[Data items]
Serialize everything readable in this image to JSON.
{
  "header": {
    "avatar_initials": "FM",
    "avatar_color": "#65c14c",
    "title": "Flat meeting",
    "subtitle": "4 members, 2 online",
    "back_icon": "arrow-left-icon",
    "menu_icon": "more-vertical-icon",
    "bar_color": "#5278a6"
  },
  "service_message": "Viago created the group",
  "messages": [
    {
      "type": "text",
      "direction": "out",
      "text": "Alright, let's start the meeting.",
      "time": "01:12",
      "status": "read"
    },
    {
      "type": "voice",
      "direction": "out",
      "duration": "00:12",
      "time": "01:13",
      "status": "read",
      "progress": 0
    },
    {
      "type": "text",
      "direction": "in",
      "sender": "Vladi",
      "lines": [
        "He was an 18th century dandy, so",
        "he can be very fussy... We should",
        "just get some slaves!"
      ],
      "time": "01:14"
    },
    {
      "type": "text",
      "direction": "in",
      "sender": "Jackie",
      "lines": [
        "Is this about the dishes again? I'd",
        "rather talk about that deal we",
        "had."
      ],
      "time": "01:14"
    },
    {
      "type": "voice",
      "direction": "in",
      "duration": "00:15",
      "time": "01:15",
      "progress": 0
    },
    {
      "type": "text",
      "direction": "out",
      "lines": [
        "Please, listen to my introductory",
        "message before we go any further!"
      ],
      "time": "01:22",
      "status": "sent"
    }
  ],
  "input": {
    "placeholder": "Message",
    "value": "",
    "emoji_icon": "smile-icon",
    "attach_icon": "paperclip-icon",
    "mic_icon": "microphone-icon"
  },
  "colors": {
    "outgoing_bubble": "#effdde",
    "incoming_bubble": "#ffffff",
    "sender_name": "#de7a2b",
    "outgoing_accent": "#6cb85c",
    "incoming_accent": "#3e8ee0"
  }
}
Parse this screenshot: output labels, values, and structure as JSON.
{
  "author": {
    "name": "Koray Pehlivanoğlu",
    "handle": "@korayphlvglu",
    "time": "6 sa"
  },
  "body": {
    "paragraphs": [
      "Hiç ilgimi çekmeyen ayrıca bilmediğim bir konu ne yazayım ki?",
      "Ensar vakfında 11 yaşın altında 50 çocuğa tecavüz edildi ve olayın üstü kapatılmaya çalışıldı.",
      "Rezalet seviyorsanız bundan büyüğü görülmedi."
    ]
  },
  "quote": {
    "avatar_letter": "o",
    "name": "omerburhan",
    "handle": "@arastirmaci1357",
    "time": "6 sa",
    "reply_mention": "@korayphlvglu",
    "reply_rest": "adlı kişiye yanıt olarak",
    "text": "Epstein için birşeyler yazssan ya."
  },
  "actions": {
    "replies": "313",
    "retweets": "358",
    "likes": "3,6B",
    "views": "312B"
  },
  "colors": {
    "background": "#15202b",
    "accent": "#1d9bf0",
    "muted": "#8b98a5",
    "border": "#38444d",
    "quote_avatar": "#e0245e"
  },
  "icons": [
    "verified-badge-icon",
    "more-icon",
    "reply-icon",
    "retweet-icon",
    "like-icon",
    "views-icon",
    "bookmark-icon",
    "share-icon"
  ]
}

_TASK PROMPT_
Reproduce the material above, every line of it, exactly.

_COMPLETED EXERCISE_
Serialize everything readable in this image to JSON.
{
  "header": {
    "avatar_initials": "FM",
    "avatar_color": "#65c14c",
    "title": "Flat meeting",
    "subtitle": "4 members, 2 online",
    "back_icon": "arrow-left-icon",
    "menu_icon": "more-vertical-icon",
    "bar_color": "#5278a6"
  },
  "service_message": "Viago created the group",
  "messages": [
    {
      "type": "text",
      "direction": "out",
      "text": "Alright, let's start the meeting.",
      "time": "01:12",
      "status": "read"
    },
    {
      "type": "voice",
      "direction": "out",
      "duration": "00:12",
      "time": "01:13",
      "status": "read",
      "progress": 0
    },
    {
      "type": "text",
      "direction": "in",
      "sender": "Vladi",
      "lines": [
        "He was an 18th century dandy, so",
        "he can be very fussy... We should",
        "just get some slaves!"
      ],
      "time": "01:14"
    },
    {
      "type": "text",
      "direction": "in",
      "sender": "Jackie",
      "lines": [
        "Is this about the dishes again? I'd",
        "rather talk about that deal we",
        "had."
      ],
      "time": "01:14"
    },
    {
      "type": "voice",
      "direction": "in",
      "duration": "00:15",
      "time": "01:15",
      "progress": 0
    },
    {
      "type": "text",
      "direction": "out",
      "lines": [
        "Please, listen to my introductory",
        "message before we go any further!"
      ],
      "time": "01:22",
      "status": "sent"
    }
  ],
  "input": {
    "placeholder": "Message",
    "value": "",
    "emoji_icon": "smile-icon",
    "attach_icon": "paperclip-icon",
    "mic_icon": "microphone-icon"
  },
  "colors": {
    "outgoing_bubble": "#effdde",
    "incoming_bubble": "#ffffff",
    "sender_name": "#de7a2b",
    "outgoing_accent": "#6cb85c",
    "incoming_accent": "#3e8ee0"
  }
}
Parse this screenshot: output labels, values, and structure as JSON.
{
  "author": {
    "name": "Koray Pehlivanoğlu",
    "handle": "@korayphlvglu",
    "time": "6 sa"
  },
  "body": {
    "paragraphs": [
      "Hiç ilgimi çekmeyen ayrıca bilmediğim bir konu ne yazayım ki?",
      "Ensar vakfında 11 yaşın altında 50 çocuğa tecavüz edildi ve olayın üstü kapatılmaya çalışıldı.",
      "Rezalet seviyorsanız bundan büyüğü görülmedi."
    ]
  },
  "quote": {
    "avatar_letter": "o",
    "name": "omerburhan",
    "handle": "@arastirmaci1357",
    "time": "6 sa",
    "reply_mention": "@korayphlvglu",
    "reply_rest": "adlı kişiye yanıt olarak",
    "text": "Epstein için birşeyler yazssan ya."
  },
  "actions": {
    "replies": "313",
    "retweets": "358",
    "likes": "3,6B",
    "views": "312B"
  },
  "colors": {
    "background": "#15202b",
    "accent": "#1d9bf0",
    "muted": "#8b98a5",
    "border": "#38444d",
    "quote_avatar": "#e0245e"
  },
  "icons": [
    "verified-badge-icon",
    "more-icon",
    "reply-icon",
    "retweet-icon",
    "like-icon",
    "views-icon",
    "bookmark-icon",
    "share-icon"
  ]
}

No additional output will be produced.